● **Work instructions**: Reproduce the records exactly.
______________________________
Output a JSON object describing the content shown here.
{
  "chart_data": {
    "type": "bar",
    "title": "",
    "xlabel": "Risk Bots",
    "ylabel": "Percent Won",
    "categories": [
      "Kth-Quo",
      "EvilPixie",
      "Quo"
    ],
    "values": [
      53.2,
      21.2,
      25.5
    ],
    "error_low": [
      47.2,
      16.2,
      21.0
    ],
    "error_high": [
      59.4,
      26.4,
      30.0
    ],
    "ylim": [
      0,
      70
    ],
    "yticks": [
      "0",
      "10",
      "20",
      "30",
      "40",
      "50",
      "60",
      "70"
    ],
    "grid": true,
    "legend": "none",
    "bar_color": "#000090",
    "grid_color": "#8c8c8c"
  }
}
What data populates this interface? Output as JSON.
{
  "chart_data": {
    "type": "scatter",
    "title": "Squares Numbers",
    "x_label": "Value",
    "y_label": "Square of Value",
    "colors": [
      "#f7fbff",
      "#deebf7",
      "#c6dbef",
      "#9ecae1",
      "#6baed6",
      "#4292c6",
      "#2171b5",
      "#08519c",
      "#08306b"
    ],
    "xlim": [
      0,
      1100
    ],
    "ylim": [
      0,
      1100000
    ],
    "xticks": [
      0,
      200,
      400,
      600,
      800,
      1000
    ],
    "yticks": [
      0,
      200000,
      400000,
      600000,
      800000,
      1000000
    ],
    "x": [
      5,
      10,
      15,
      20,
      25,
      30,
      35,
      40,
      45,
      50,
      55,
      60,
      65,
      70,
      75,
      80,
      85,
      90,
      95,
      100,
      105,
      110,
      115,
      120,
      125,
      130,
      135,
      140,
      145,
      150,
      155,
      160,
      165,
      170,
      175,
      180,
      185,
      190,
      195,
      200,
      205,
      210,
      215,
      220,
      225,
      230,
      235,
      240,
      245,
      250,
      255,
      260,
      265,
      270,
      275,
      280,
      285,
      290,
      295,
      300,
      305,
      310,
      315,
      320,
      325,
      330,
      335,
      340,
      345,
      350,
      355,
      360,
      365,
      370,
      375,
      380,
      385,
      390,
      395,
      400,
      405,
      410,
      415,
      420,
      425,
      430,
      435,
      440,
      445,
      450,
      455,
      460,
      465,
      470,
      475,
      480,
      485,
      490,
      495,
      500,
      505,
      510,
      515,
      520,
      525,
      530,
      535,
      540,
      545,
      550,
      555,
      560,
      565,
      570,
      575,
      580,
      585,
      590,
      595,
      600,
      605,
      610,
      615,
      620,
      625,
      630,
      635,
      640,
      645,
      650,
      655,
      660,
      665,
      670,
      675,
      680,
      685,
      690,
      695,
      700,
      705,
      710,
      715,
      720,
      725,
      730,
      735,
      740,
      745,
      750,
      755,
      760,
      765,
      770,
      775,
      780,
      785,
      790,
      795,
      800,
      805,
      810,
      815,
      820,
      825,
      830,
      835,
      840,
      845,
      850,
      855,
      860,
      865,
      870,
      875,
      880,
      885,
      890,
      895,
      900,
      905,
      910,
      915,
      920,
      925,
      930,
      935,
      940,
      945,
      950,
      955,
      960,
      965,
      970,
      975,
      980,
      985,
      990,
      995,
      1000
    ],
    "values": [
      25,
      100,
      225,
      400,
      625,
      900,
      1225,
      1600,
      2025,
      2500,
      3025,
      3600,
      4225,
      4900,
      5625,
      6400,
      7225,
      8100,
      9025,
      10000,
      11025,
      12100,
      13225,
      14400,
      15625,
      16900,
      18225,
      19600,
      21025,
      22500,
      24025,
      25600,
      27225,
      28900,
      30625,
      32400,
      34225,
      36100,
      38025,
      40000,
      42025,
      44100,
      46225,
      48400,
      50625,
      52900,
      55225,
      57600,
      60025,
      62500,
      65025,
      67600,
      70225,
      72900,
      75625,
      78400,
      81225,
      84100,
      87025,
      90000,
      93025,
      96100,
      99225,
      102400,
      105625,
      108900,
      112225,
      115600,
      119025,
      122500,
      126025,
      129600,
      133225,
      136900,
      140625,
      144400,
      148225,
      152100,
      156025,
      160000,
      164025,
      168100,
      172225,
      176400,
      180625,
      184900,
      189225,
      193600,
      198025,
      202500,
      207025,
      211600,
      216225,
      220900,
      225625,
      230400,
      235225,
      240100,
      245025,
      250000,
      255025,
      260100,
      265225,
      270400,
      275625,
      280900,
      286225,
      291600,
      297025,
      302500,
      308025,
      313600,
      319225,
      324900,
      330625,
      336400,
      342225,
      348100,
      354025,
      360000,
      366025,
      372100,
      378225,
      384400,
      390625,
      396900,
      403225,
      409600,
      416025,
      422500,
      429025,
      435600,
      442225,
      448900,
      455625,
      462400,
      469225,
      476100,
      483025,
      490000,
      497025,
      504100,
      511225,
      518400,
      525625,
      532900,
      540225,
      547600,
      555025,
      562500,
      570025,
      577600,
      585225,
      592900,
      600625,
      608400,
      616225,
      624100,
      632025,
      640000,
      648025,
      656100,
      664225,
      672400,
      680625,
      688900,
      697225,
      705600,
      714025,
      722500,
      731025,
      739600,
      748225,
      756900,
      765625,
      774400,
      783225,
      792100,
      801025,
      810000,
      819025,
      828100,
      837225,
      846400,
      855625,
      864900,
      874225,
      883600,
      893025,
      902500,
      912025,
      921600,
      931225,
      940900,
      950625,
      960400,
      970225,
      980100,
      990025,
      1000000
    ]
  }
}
______________________________
● **Solution to this task**:
Output a JSON object describing the content shown here.
{
  "chart_data": {
    "type": "bar",
    "title": "",
    "xlabel": "Risk Bots",
    "ylabel": "Percent Won",
    "categories": [
      "Kth-Quo",
      "EvilPixie",
      "Quo"
    ],
    "values": [
      53.2,
      21.2,
      25.5
    ],
    "error_low": [
      47.2,
      16.2,
      21.0
    ],
    "error_high": [
      59.4,
      26.4,
      30.0
    ],
    "ylim": [
      0,
      70
    ],
    "yticks": [
      "0",
      "10",
      "20",
      "30",
      "40",
      "50",
      "60",
      "70"
    ],
    "grid": true,
    "legend": "none",
    "bar_color": "#000090",
    "grid_color": "#8c8c8c"
  }
}
What data populates this interface? Output as JSON.
{
  "chart_data": {
    "type": "scatter",
    "title": "Squares Numbers",
    "x_label": "Value",
    "y_label": "Square of Value",
    "colors": [
      "#f7fbff",
      "#deebf7",
      "#c6dbef",
      "#9ecae1",
      "#6baed6",
      "#4292c6",
      "#2171b5",
      "#08519c",
      "#08306b"
    ],
    "xlim": [
      0,
      1100
    ],
    "ylim": [
      0,
      1100000
    ],
    "xticks": [
      0,
      200,
      400,
      600,
      800,
      1000
    ],
    "yticks": [
      0,
      200000,
      400000,
      600000,
      800000,
      1000000
    ],
    "x": [
      5,
      10,
      15,
      20,
      25,
      30,
      35,
      40,
      45,
      50,
      55,
      60,
      65,
      70,
      75,
      80,
      85,
      90,
      95,
      100,
      105,
      110,
      115,
      120,
      125,
      130,
      135,
      140,
      145,
      150,
      155,
      160,
      165,
      170,
      175,
      180,
      185,
      190,
      195,
      200,
      205,
      210,
      215,
      220,
      225,
      230,
      235,
      240,
      245,
      250,
      255,
      260,
      265,
      270,
      275,
      280,
      285,
      290,
      295,
      300,
      305,
      310,
      315,
      320,
      325,
      330,
      335,
      340,
      345,
      350,
      355,
      360,
      365,
      370,
      375,
      380,
      385,
      390,
      395,
      400,
      405,
      410,
      415,
      420,
      425,
      430,
      435,
      440,
      445,
      450,
      455,
      460,
      465,
      470,
      475,
      480,
      485,
      490,
      495,
      500,
      505,
      510,
      515,
      520,
      525,
      530,
      535,
      540,
      545,
      550,
      555,
      560,
      565,
      570,
      575,
      580,
      585,
      590,
      595,
      600,
      605,
      610,
      615,
      620,
      625,
      630,
      635,
      640,
      645,
      650,
      655,
      660,
      665,
      670,
      675,
      680,
      685,
      690,
      695,
      700,
      705,
      710,
      715,
      720,
      725,
      730,
      735,
      740,
      745,
      750,
      755,
      760,
      765,
      770,
      775,
      780,
      785,
      790,
      795,
      800,
      805,
      810,
      815,
      820,
      825,
      830,
      835,
      840,
      845,
      850,
      855,
      860,
      865,
      870,
      875,
      880,
      885,
      890,
      895,
      900,
      905,
      910,
      915,
      920,
      925,
      930,
      935,
      940,
      945,
      950,
      955,
      960,
      965,
      970,
      975,
      980,
      985,
      990,
      995,
      1000
    ],
    "values": [
      25,
      100,
      225,
      400,
      625,
      900,
      1225,
      1600,
      2025,
      2500,
      3025,
      3600,
      4225,
      4900,
      5625,
      6400,
      7225,
      8100,
      9025,
      10000,
      11025,
      12100,
      13225,
      14400,
      15625,
      16900,
      18225,
      19600,
      21025,
      22500,
      24025,
      25600,
      27225,
      28900,
      30625,
      32400,
      34225,
      36100,
      38025,
      40000,
      42025,
      44100,
      46225,
      48400,
      50625,
      52900,
      55225,
      57600,
      60025,
      62500,
      65025,
      67600,
      70225,
      72900,
      75625,
      78400,
      81225,
      84100,
      87025,
      90000,
      93025,
      96100,
      99225,
      102400,
      105625,
      108900,
      112225,
      115600,
      119025,
      122500,
      126025,
      129600,
      133225,
      136900,
      140625,
      144400,
      148225,
      152100,
      156025,
      160000,
      164025,
      168100,
      172225,
      176400,
      180625,
      184900,
      189225,
      193600,
      198025,
      202500,
      207025,
      211600,
      216225,
      220900,
      225625,
      230400,
      235225,
      240100,
      245025,
      250000,
      255025,
      260100,
      265225,
      270400,
      275625,
      280900,
      286225,
      291600,
      297025,
      302500,
      308025,
      313600,
      319225,
      324900,
      330625,
      336400,
      342225,
      348100,
      354025,
      360000,
      366025,
      372100,
      378225,
      384400,
      390625,
      396900,
      403225,
      409600,
      416025,
      422500,
      429025,
      435600,
      442225,
      448900,
      455625,
      462400,
      469225,
      476100,
      483025,
      490000,
      497025,
      504100,
      511225,
      518400,
      525625,
      532900,
      540225,
      547600,
      555025,
      562500,
      570025,
      577600,
      585225,
      592900,
      600625,
      608400,
      616225,
      624100,
      632025,
      640000,
      648025,
      656100,
      664225,
      672400,
      680625,
      688900,
      697225,
      705600,
      714025,
      722500,
      731025,
      739600,
      748225,
      756900,
      765625,
      774400,
      783225,
      792100,
      801025,
      810000,
      819025,
      828100,
      837225,
      846400,
      855625,
      864900,
      874225,
      883600,
      893025,
      902500,
      912025,
      921600,
      931225,
      940900,
      950625,
      960400,
      970225,
      980100,
      990025,
      1000000
    ]
  }
}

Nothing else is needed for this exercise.